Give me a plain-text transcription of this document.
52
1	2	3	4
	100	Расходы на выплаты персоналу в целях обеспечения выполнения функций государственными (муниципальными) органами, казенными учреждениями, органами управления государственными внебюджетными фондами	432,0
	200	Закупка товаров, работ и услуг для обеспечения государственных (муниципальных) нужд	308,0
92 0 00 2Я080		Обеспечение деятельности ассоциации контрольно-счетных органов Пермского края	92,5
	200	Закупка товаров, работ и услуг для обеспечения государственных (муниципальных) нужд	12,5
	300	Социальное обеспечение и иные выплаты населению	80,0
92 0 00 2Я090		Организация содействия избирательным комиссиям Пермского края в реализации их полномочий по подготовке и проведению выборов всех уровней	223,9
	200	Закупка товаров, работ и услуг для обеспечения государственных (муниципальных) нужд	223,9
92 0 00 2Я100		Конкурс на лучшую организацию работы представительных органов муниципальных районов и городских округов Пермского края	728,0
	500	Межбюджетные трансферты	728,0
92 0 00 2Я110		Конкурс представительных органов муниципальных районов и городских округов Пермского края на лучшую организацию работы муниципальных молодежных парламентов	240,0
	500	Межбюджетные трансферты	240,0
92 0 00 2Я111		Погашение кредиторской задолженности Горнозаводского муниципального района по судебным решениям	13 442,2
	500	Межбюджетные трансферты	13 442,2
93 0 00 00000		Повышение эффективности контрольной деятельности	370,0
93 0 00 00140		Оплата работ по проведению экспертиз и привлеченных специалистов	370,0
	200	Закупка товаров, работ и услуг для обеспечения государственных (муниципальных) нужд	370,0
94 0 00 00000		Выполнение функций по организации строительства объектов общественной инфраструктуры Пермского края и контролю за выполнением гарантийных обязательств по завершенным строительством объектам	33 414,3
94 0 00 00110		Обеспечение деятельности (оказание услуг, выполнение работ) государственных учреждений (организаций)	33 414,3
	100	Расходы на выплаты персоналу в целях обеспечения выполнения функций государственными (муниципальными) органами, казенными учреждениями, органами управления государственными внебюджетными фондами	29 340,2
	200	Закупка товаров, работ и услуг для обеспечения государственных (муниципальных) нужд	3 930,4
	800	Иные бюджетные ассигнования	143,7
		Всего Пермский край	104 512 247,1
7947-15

[Work instructions] Copy every line in the records above that contains the word "Расходы".

[Response]
	100	Расходы на выплаты персоналу в целях обеспечения выполнения функций государственными (муниципальными) органами, казенными учреждениями, органами управления государственными внебюджетными фондами	432,0
	100	Расходы на выплаты персоналу в целях обеспечения выполнения функций государственными (муниципальными) органами, казенными учреждениями, органами управления государственными внебюджетными фондами	29 340,2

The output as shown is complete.